[Start of Data section]

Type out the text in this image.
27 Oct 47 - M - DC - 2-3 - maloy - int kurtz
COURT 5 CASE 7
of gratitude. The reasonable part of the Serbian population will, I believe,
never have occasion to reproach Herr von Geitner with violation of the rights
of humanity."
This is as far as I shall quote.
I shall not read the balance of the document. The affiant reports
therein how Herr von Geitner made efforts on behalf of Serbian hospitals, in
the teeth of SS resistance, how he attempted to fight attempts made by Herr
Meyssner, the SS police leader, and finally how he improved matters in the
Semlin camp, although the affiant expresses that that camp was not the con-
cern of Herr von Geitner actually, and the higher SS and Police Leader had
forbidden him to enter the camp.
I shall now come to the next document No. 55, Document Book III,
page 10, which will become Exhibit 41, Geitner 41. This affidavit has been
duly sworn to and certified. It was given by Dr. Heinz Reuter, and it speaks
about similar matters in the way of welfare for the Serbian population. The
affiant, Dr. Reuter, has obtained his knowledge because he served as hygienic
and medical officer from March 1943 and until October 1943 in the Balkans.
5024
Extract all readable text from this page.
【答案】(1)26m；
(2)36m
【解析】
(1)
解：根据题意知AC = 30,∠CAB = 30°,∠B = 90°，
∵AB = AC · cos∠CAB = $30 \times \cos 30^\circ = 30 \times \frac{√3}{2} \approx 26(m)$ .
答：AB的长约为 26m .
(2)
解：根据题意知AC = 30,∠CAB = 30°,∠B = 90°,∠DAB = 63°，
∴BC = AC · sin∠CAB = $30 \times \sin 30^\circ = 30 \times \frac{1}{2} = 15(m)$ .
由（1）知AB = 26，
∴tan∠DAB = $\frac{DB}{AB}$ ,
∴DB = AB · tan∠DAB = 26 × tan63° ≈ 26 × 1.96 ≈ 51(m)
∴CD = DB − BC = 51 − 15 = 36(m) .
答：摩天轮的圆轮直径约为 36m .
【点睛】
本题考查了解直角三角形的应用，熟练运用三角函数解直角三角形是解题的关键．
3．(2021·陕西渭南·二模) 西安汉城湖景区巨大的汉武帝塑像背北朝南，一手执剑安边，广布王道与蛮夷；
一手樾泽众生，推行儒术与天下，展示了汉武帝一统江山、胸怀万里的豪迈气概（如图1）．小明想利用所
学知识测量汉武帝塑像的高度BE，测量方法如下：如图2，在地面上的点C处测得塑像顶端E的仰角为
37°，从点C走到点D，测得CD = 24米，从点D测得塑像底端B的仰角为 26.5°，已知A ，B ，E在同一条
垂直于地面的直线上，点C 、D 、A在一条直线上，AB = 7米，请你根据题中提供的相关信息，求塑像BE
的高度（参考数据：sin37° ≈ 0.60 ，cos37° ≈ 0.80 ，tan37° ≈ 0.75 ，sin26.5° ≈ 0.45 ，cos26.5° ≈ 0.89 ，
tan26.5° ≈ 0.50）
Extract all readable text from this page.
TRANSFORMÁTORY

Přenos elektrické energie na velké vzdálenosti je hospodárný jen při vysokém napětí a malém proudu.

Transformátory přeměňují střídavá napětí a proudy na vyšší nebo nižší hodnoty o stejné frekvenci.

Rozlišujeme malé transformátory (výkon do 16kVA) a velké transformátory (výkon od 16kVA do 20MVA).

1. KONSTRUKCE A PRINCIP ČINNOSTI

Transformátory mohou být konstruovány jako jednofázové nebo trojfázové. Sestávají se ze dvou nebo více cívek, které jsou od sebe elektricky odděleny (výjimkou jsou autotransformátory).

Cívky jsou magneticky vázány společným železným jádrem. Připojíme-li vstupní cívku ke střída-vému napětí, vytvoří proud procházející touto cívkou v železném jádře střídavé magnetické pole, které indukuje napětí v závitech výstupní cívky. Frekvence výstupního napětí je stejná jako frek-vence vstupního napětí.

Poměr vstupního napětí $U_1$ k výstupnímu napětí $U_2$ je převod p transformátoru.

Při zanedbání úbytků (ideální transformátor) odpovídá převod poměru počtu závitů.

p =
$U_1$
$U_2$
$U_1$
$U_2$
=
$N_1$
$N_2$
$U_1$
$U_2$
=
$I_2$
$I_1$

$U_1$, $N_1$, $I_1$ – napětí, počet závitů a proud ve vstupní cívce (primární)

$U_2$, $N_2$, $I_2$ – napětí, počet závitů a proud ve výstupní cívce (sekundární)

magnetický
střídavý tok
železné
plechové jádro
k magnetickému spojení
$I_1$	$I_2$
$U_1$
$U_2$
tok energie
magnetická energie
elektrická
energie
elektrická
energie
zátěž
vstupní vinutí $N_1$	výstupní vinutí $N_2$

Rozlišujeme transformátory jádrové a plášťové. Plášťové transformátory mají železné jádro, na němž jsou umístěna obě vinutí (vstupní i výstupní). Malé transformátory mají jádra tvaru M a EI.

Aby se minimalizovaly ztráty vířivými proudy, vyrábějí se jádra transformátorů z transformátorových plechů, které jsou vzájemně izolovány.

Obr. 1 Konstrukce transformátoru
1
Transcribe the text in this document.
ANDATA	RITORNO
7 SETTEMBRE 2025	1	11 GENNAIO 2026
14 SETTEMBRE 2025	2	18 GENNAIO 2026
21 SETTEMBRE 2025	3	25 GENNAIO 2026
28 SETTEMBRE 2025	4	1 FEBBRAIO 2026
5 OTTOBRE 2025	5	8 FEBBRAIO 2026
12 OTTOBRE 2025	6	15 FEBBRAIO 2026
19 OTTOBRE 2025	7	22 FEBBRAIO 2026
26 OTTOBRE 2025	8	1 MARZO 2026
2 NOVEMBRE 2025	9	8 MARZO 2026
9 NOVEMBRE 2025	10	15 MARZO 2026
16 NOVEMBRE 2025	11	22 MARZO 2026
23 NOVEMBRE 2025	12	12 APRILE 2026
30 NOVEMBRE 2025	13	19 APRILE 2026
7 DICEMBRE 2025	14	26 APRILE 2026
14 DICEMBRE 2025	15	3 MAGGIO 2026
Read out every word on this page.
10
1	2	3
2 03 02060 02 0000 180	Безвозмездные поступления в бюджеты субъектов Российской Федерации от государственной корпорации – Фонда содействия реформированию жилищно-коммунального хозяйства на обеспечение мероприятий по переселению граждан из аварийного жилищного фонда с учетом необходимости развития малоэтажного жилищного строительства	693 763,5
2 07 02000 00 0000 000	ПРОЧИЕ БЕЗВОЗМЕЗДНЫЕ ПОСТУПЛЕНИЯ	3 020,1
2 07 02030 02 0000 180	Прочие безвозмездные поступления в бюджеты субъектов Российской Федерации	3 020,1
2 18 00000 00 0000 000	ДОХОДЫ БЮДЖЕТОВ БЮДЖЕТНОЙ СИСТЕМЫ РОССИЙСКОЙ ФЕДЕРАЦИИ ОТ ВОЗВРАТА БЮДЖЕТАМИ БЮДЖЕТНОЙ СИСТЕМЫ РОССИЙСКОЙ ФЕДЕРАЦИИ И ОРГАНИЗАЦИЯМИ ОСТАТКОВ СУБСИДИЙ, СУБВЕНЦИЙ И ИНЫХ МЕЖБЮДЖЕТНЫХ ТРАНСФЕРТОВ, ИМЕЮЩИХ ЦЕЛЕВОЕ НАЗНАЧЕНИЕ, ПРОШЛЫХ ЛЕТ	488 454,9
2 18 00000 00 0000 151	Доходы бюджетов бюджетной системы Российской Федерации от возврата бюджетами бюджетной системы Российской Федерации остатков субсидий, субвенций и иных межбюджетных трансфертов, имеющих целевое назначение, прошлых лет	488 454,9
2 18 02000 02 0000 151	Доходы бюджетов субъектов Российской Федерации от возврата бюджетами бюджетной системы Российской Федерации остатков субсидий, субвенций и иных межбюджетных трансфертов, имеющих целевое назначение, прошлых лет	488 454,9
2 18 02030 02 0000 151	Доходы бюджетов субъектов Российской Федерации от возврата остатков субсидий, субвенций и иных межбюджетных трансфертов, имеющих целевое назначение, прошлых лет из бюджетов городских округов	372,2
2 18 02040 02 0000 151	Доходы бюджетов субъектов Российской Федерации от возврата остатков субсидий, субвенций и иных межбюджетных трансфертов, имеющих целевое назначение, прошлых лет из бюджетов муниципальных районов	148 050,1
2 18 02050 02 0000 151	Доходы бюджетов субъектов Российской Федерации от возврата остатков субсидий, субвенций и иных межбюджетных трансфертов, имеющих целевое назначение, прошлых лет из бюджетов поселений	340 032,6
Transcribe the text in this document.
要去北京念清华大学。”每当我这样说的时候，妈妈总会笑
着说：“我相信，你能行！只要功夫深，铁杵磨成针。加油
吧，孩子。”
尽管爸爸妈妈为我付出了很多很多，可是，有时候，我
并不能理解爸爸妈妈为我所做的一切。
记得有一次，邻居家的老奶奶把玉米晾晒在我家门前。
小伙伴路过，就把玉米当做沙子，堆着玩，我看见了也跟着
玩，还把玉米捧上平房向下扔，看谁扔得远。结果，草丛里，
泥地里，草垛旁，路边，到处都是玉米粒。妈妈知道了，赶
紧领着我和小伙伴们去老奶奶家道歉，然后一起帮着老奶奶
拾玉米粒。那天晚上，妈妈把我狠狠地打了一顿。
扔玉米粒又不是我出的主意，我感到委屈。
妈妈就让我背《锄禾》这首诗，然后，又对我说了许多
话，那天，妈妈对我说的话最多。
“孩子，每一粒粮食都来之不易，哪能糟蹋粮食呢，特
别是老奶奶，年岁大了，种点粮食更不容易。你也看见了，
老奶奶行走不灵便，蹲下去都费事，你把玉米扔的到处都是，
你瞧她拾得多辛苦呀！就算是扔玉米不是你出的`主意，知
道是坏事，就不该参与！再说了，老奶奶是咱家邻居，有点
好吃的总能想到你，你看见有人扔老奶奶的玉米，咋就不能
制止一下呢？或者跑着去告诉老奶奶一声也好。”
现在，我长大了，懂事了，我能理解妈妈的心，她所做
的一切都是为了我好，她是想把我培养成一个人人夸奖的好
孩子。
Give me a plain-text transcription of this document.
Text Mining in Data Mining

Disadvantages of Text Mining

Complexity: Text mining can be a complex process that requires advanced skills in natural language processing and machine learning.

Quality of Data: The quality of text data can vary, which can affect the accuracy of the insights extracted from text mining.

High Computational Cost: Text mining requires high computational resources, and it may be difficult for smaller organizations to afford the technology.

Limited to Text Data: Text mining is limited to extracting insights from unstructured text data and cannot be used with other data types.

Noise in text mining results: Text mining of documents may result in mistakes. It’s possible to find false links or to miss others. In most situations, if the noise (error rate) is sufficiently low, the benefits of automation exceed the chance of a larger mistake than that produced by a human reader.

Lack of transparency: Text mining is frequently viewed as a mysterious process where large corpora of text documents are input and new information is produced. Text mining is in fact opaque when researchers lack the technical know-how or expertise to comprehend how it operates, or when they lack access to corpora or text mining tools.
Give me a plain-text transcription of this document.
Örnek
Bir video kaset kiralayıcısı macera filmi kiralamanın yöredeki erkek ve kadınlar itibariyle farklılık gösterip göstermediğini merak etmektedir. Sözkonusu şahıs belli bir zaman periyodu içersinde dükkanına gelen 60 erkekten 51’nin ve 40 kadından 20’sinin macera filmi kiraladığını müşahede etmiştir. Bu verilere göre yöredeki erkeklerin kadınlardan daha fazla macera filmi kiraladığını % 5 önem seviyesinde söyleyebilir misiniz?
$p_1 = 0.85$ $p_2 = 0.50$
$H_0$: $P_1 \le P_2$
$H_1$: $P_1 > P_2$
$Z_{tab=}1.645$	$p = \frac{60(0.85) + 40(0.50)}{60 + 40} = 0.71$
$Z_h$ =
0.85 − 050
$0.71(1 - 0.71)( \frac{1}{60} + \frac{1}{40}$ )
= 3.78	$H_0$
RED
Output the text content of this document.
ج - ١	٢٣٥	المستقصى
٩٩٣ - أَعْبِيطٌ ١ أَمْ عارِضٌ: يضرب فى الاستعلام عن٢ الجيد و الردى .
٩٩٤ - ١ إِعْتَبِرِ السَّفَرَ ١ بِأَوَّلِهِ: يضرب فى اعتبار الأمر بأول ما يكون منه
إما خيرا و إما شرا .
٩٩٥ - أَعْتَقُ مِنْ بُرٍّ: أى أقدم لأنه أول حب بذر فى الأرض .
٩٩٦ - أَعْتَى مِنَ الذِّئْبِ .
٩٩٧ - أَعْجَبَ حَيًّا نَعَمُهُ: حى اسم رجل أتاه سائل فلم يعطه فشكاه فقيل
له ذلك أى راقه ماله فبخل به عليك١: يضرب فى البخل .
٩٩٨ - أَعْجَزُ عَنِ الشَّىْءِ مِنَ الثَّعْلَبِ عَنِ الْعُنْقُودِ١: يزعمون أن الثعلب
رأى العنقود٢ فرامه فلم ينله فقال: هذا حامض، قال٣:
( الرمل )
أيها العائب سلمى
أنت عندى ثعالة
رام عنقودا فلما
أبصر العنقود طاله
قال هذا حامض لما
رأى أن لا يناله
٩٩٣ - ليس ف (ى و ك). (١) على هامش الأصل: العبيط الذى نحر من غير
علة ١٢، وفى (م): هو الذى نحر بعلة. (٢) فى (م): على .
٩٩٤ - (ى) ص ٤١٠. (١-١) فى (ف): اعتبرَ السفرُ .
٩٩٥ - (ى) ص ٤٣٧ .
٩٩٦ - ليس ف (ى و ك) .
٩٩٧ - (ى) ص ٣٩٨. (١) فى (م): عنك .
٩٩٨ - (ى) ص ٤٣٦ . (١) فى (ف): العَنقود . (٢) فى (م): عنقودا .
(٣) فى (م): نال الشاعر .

[End of Data section]

Request —
Find each line that has the word "will", then copy it out.

Worked solution —
of gratitude. The reasonable part of the Serbian population will, I believe,
page 10, which will become Exhibit 41, Geitner 41. This affidavit has been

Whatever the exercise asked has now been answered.